## Written exercise
Locate the word "content" in the material, then show every line that holds it.
────────────────────────────────────────
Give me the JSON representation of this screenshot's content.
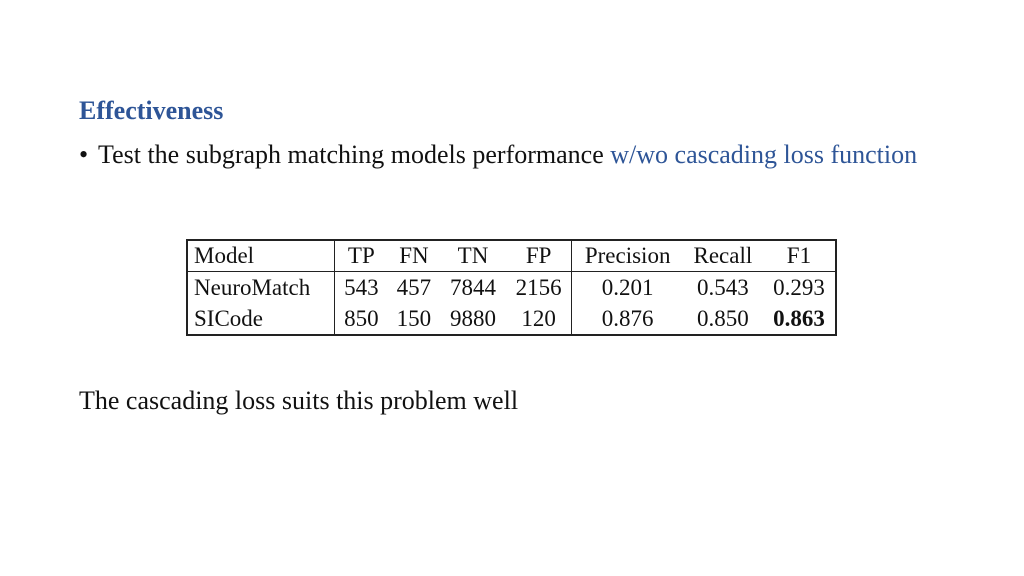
{
  "slide": {
    "heading": "Effectiveness",
    "bullet": {
      "symbol": "•",
      "text_plain": "Test the subgraph matching models performance ",
      "text_highlight": "w/wo cascading loss function",
      "highlight_color": "#2e5597"
    },
    "conclusion": "The cascading loss suits this problem well"
  },
  "table": {
    "headers": [
      "Model",
      "TP",
      "FN",
      "TN",
      "FP",
      "Precision",
      "Recall",
      "F1"
    ],
    "rows": [
      {
        "model": "NeuroMatch",
        "tp": "543",
        "fn": "457",
        "tn": "7844",
        "fp": "2156",
        "precision": "0.201",
        "recall": "0.543",
        "f1": "0.293"
      },
      {
        "model": "SICode",
        "tp": "850",
        "fn": "150",
        "tn": "9880",
        "fp": "120",
        "precision": "0.876",
        "recall": "0.850",
        "f1": "0.863"
      }
    ],
    "bold_cells": [
      "rows.1.f1"
    ]
  }
}
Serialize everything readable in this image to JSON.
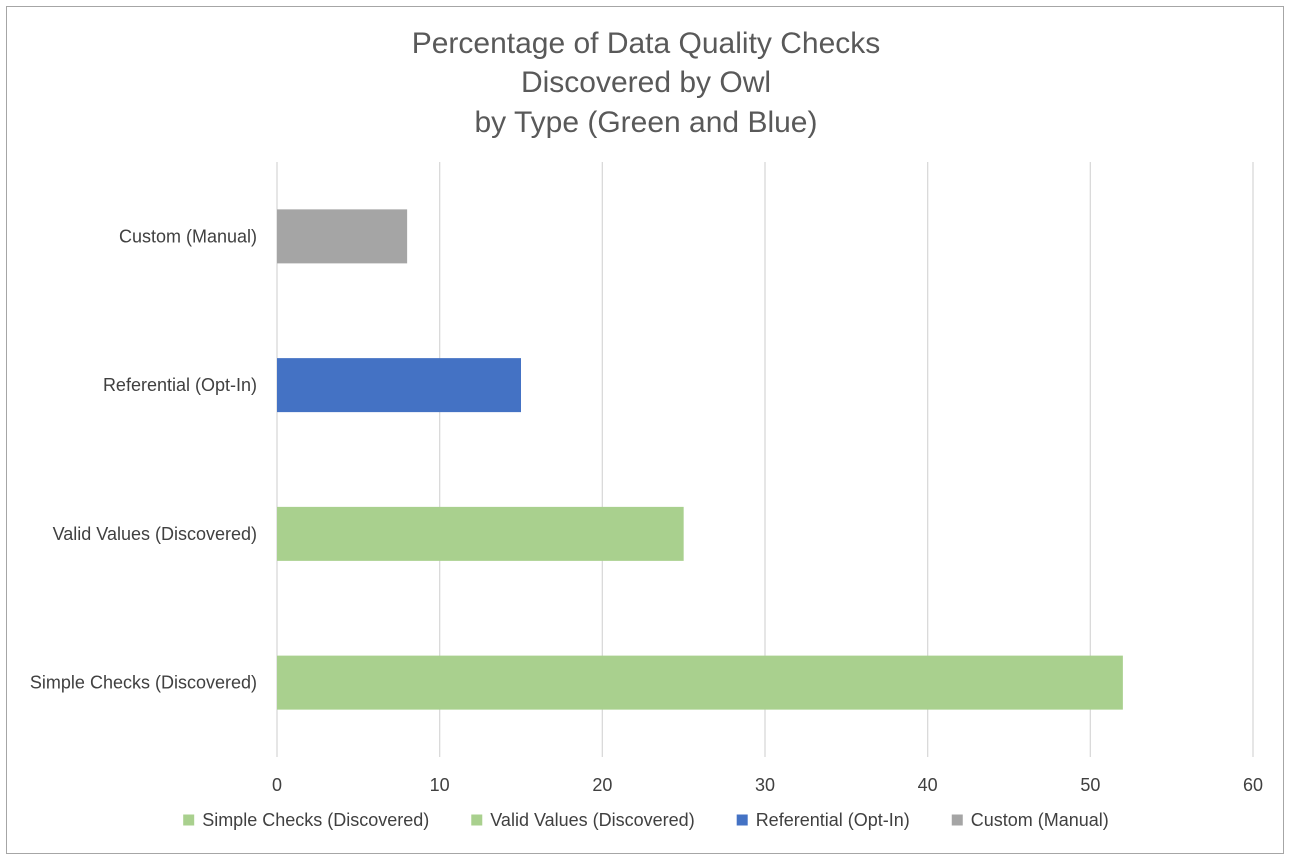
{
  "chart_data": {
    "type": "bar",
    "orientation": "horizontal",
    "title": "Percentage of Data Quality Checks Discovered by Owl by Type (Green and Blue)",
    "title_lines": [
      "Percentage of Data Quality Checks",
      "Discovered by Owl",
      "by Type (Green and Blue)"
    ],
    "xlabel": "",
    "ylabel": "",
    "xlim": [
      0,
      60
    ],
    "x_ticks": [
      0,
      10,
      20,
      30,
      40,
      50,
      60
    ],
    "grid": true,
    "legend_position": "bottom",
    "categories": [
      "Simple Checks (Discovered)",
      "Valid Values (Discovered)",
      "Referential (Opt-In)",
      "Custom (Manual)"
    ],
    "values": [
      52,
      25,
      15,
      8
    ],
    "colors": [
      "#a9d08e",
      "#a9d08e",
      "#4472c4",
      "#a5a5a5"
    ],
    "legend": [
      {
        "label": "Simple Checks (Discovered)",
        "color": "#a9d08e"
      },
      {
        "label": "Valid Values (Discovered)",
        "color": "#a9d08e"
      },
      {
        "label": "Referential (Opt-In)",
        "color": "#4472c4"
      },
      {
        "label": "Custom (Manual)",
        "color": "#a5a5a5"
      }
    ]
  }
}
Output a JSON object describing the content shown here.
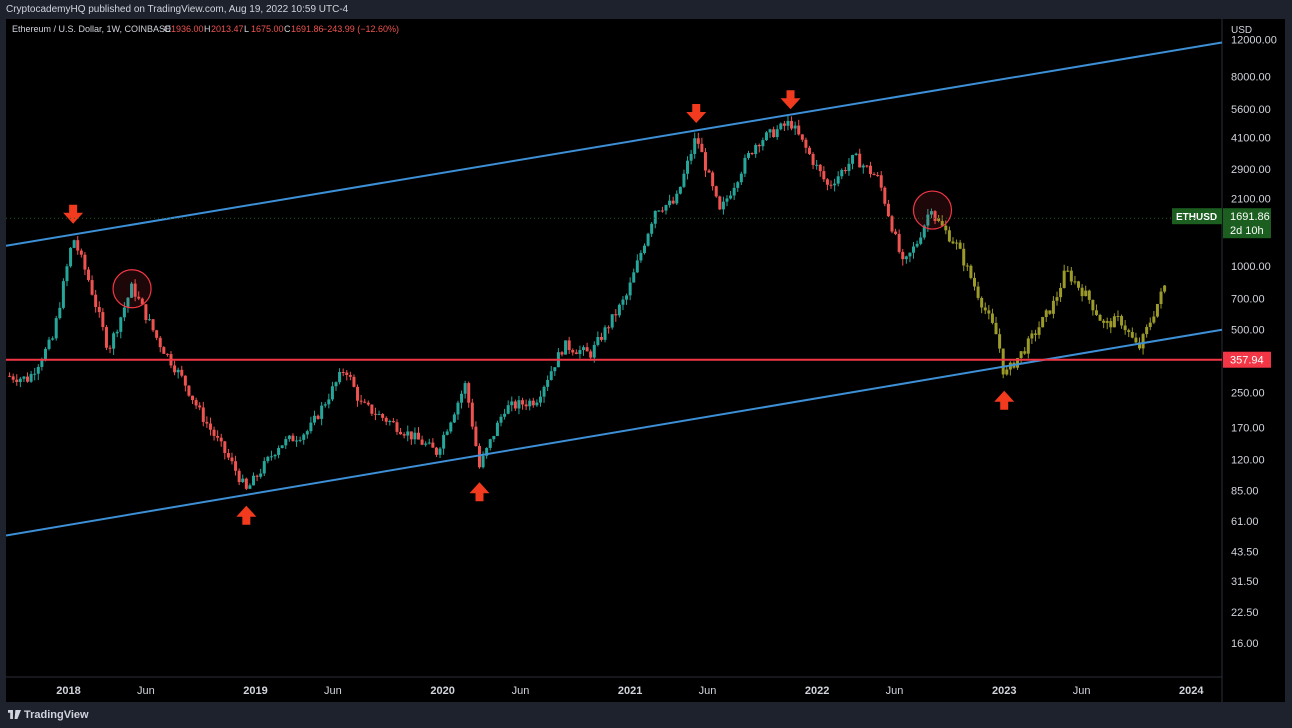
{
  "header": {
    "publish_line": "CryptocademyHQ published on TradingView.com, Aug 19, 2022 10:59 UTC-4"
  },
  "legend": {
    "symbol": "Ethereum / U.S. Dollar, 1W, COINBASE",
    "open_label": "O",
    "open": "1936.00",
    "high_label": "H",
    "high": "2013.47",
    "low_label": "L",
    "low": "1675.00",
    "close_label": "C",
    "close": "1691.86",
    "change": "−243.99 (−12.60%)"
  },
  "footer": {
    "brand": "TradingView"
  },
  "colors": {
    "background": "#000000",
    "up_candle": "#26a69a",
    "down_candle": "#ef5350",
    "projection": "#9b9a2a",
    "channel": "#3d8fd6",
    "support": "#f23645",
    "marker": "#f23b1e",
    "price_tag": "#1b5e20"
  },
  "chart_data": {
    "type": "candlestick",
    "title": "Ethereum / U.S. Dollar, 1W, COINBASE",
    "y_scale": "log",
    "ylabel": "USD",
    "ylim": [
      11,
      13500
    ],
    "y_ticks": [
      "12000.00",
      "8000.00",
      "5600.00",
      "4100.00",
      "2900.00",
      "2100.00",
      "1000.00",
      "700.00",
      "500.00",
      "250.00",
      "170.00",
      "120.00",
      "85.00",
      "61.00",
      "43.50",
      "31.50",
      "22.50",
      "16.00"
    ],
    "x_range": [
      "2017-09-01",
      "2024-03-01"
    ],
    "x_ticks": [
      {
        "label": "2018",
        "date": "2018-01-01",
        "bold": true
      },
      {
        "label": "Jun",
        "date": "2018-06-01",
        "bold": false
      },
      {
        "label": "2019",
        "date": "2019-01-01",
        "bold": true
      },
      {
        "label": "Jun",
        "date": "2019-06-01",
        "bold": false
      },
      {
        "label": "2020",
        "date": "2020-01-01",
        "bold": true
      },
      {
        "label": "Jun",
        "date": "2020-06-01",
        "bold": false
      },
      {
        "label": "2021",
        "date": "2021-01-01",
        "bold": true
      },
      {
        "label": "Jun",
        "date": "2021-06-01",
        "bold": false
      },
      {
        "label": "2022",
        "date": "2022-01-01",
        "bold": true
      },
      {
        "label": "Jun",
        "date": "2022-06-01",
        "bold": false
      },
      {
        "label": "2023",
        "date": "2023-01-01",
        "bold": true
      },
      {
        "label": "Jun",
        "date": "2023-06-01",
        "bold": false
      },
      {
        "label": "2024",
        "date": "2024-01-01",
        "bold": true
      }
    ],
    "price_path": [
      [
        "2017-09-01",
        300
      ],
      [
        "2017-10-15",
        290
      ],
      [
        "2017-12-01",
        450
      ],
      [
        "2018-01-10",
        1380
      ],
      [
        "2018-02-10",
        850
      ],
      [
        "2018-03-20",
        400
      ],
      [
        "2018-05-05",
        800
      ],
      [
        "2018-06-25",
        440
      ],
      [
        "2018-08-15",
        280
      ],
      [
        "2018-09-15",
        200
      ],
      [
        "2018-11-20",
        110
      ],
      [
        "2018-12-14",
        85
      ],
      [
        "2019-02-15",
        140
      ],
      [
        "2019-04-15",
        165
      ],
      [
        "2019-06-25",
        330
      ],
      [
        "2019-07-25",
        220
      ],
      [
        "2019-09-30",
        175
      ],
      [
        "2019-12-20",
        130
      ],
      [
        "2020-02-15",
        275
      ],
      [
        "2020-03-13",
        110
      ],
      [
        "2020-05-01",
        210
      ],
      [
        "2020-07-01",
        230
      ],
      [
        "2020-08-25",
        420
      ],
      [
        "2020-10-15",
        380
      ],
      [
        "2020-12-25",
        720
      ],
      [
        "2021-02-20",
        1900
      ],
      [
        "2021-03-30",
        2000
      ],
      [
        "2021-05-10",
        4170
      ],
      [
        "2021-06-25",
        1800
      ],
      [
        "2021-08-15",
        3200
      ],
      [
        "2021-09-05",
        3900
      ],
      [
        "2021-11-10",
        4850
      ],
      [
        "2022-01-22",
        2400
      ],
      [
        "2022-03-15",
        3300
      ],
      [
        "2022-05-01",
        2600
      ],
      [
        "2022-06-18",
        1000
      ],
      [
        "2022-07-15",
        1300
      ],
      [
        "2022-08-14",
        2000
      ],
      [
        "2022-08-19",
        1691.86
      ]
    ],
    "projection_path": [
      [
        "2022-08-19",
        1691.86
      ],
      [
        "2022-10-01",
        1250
      ],
      [
        "2022-11-15",
        700
      ],
      [
        "2022-12-20",
        450
      ],
      [
        "2023-01-01",
        300
      ],
      [
        "2023-02-15",
        420
      ],
      [
        "2023-04-10",
        680
      ],
      [
        "2023-05-01",
        950
      ],
      [
        "2023-06-15",
        700
      ],
      [
        "2023-07-15",
        520
      ],
      [
        "2023-08-15",
        560
      ],
      [
        "2023-09-20",
        400
      ],
      [
        "2023-11-10",
        800
      ]
    ],
    "channel_upper": [
      [
        "2017-09-01",
        1250
      ],
      [
        "2024-01-01",
        11000
      ]
    ],
    "channel_lower": [
      [
        "2017-09-01",
        52
      ],
      [
        "2024-01-01",
        470
      ]
    ],
    "support_level": 357.94,
    "last_price": {
      "symbol": "ETHUSD",
      "value": "1691.86",
      "countdown": "2d 10h"
    },
    "support_tag": "357.94",
    "markers": [
      {
        "type": "sell",
        "date": "2018-01-10",
        "price": 1380
      },
      {
        "type": "sell",
        "date": "2021-05-10",
        "price": 4170
      },
      {
        "type": "sell",
        "date": "2021-11-10",
        "price": 4850
      },
      {
        "type": "buy",
        "date": "2018-12-14",
        "price": 85
      },
      {
        "type": "buy",
        "date": "2020-03-13",
        "price": 110
      },
      {
        "type": "buy",
        "date": "2023-01-01",
        "price": 300
      }
    ],
    "circles": [
      {
        "date": "2018-05-05",
        "price": 780
      },
      {
        "date": "2022-08-14",
        "price": 1850
      }
    ]
  }
}
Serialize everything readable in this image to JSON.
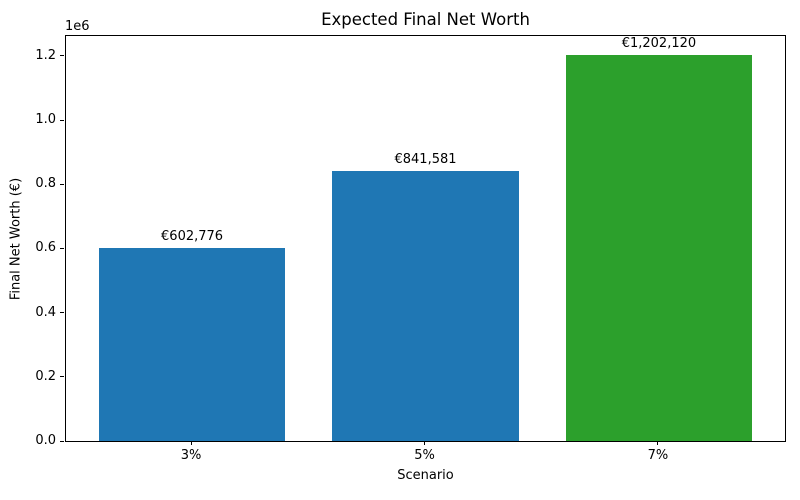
{
  "chart_data": {
    "type": "bar",
    "title": "Expected Final Net Worth",
    "xlabel": "Scenario",
    "ylabel": "Final Net Worth (€)",
    "categories": [
      "3%",
      "5%",
      "7%"
    ],
    "values": [
      602776,
      841581,
      1202120
    ],
    "bar_labels": [
      "€602,776",
      "€841,581",
      "€1,202,120"
    ],
    "bar_colors": [
      "#1f77b4",
      "#1f77b4",
      "#2ca02c"
    ],
    "ylim": [
      0,
      1262226
    ],
    "y_ticks": [
      0,
      200000,
      400000,
      600000,
      800000,
      1000000,
      1200000
    ],
    "y_tick_labels": [
      "0.0",
      "0.2",
      "0.4",
      "0.6",
      "0.8",
      "1.0",
      "1.2"
    ],
    "y_offset_label": "1e6",
    "grid": false,
    "legend": null,
    "background_color": "#ffffff",
    "spine_color": "#000000",
    "text_color": "#000000"
  }
}
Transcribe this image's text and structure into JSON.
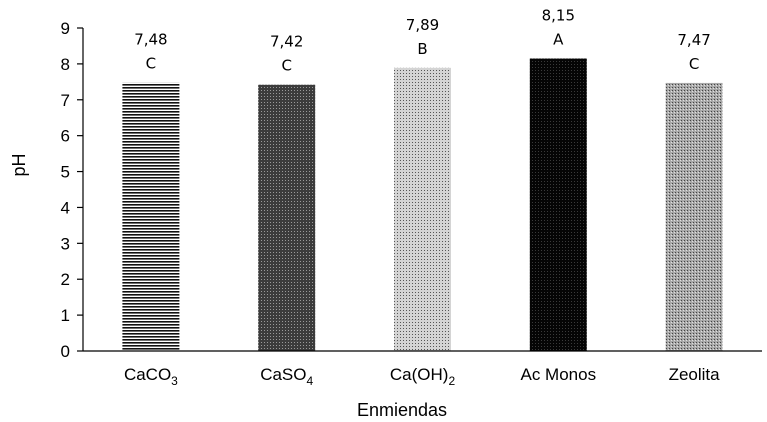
{
  "chart_data": {
    "type": "bar",
    "categories": [
      "CaCO3",
      "CaSO4",
      "Ca(OH)2",
      "Ac Monos",
      "Zeolita"
    ],
    "category_labels": [
      {
        "base": "CaCO",
        "sub": "3"
      },
      {
        "base": "CaSO",
        "sub": "4"
      },
      {
        "base": "Ca(OH)",
        "sub": "2"
      },
      {
        "base": "Ac Monos",
        "sub": ""
      },
      {
        "base": "Zeolita",
        "sub": ""
      }
    ],
    "values": [
      7.48,
      7.42,
      7.89,
      8.15,
      7.47
    ],
    "value_labels": [
      "7,48",
      "7,42",
      "7,89",
      "8,15",
      "7,47"
    ],
    "group_letters": [
      "C",
      "C",
      "B",
      "A",
      "C"
    ],
    "bar_fills": [
      "horizontal-lines",
      "dark-dots",
      "light-dots",
      "black-dots",
      "medium-dots"
    ],
    "title": "",
    "xlabel": "Enmiendas",
    "ylabel": "pH",
    "ylim": [
      0,
      9
    ],
    "yticks": [
      0,
      1,
      2,
      3,
      4,
      5,
      6,
      7,
      8,
      9
    ],
    "grid": false,
    "legend": "none"
  }
}
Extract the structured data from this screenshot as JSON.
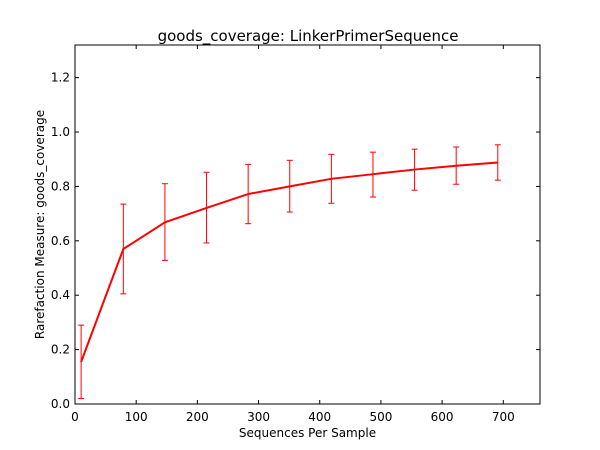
{
  "chart_data": {
    "type": "line",
    "title": "goods_coverage: LinkerPrimerSequence",
    "xlabel": "Sequences Per Sample",
    "ylabel": "Rarefaction Measure: goods_coverage",
    "xlim": [
      0,
      760
    ],
    "ylim": [
      0.0,
      1.32
    ],
    "xticks": [
      0,
      100,
      200,
      300,
      400,
      500,
      600,
      700
    ],
    "yticks": [
      0.0,
      0.2,
      0.4,
      0.6,
      0.8,
      1.0,
      1.2
    ],
    "xtick_labels": [
      "0",
      "100",
      "200",
      "300",
      "400",
      "500",
      "600",
      "700"
    ],
    "ytick_labels": [
      "0.0",
      "0.2",
      "0.4",
      "0.6",
      "0.8",
      "1.0",
      "1.2"
    ],
    "grid": false,
    "legend": false,
    "series": [
      {
        "color": "#ff0000",
        "x": [
          10,
          79,
          147,
          215,
          283,
          351,
          419,
          487,
          555,
          623,
          691
        ],
        "y": [
          0.155,
          0.57,
          0.668,
          0.721,
          0.772,
          0.8,
          0.828,
          0.845,
          0.862,
          0.876,
          0.888
        ],
        "err_low": [
          0.02,
          0.405,
          0.528,
          0.592,
          0.663,
          0.706,
          0.738,
          0.761,
          0.786,
          0.808,
          0.823
        ],
        "err_high": [
          0.29,
          0.735,
          0.81,
          0.852,
          0.881,
          0.896,
          0.918,
          0.926,
          0.937,
          0.945,
          0.953
        ]
      }
    ]
  }
}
────────────────────────────────────────
## Result of this task
Give me the JSON representation of this screenshot's content.
Output a JSON object describing the content shown here.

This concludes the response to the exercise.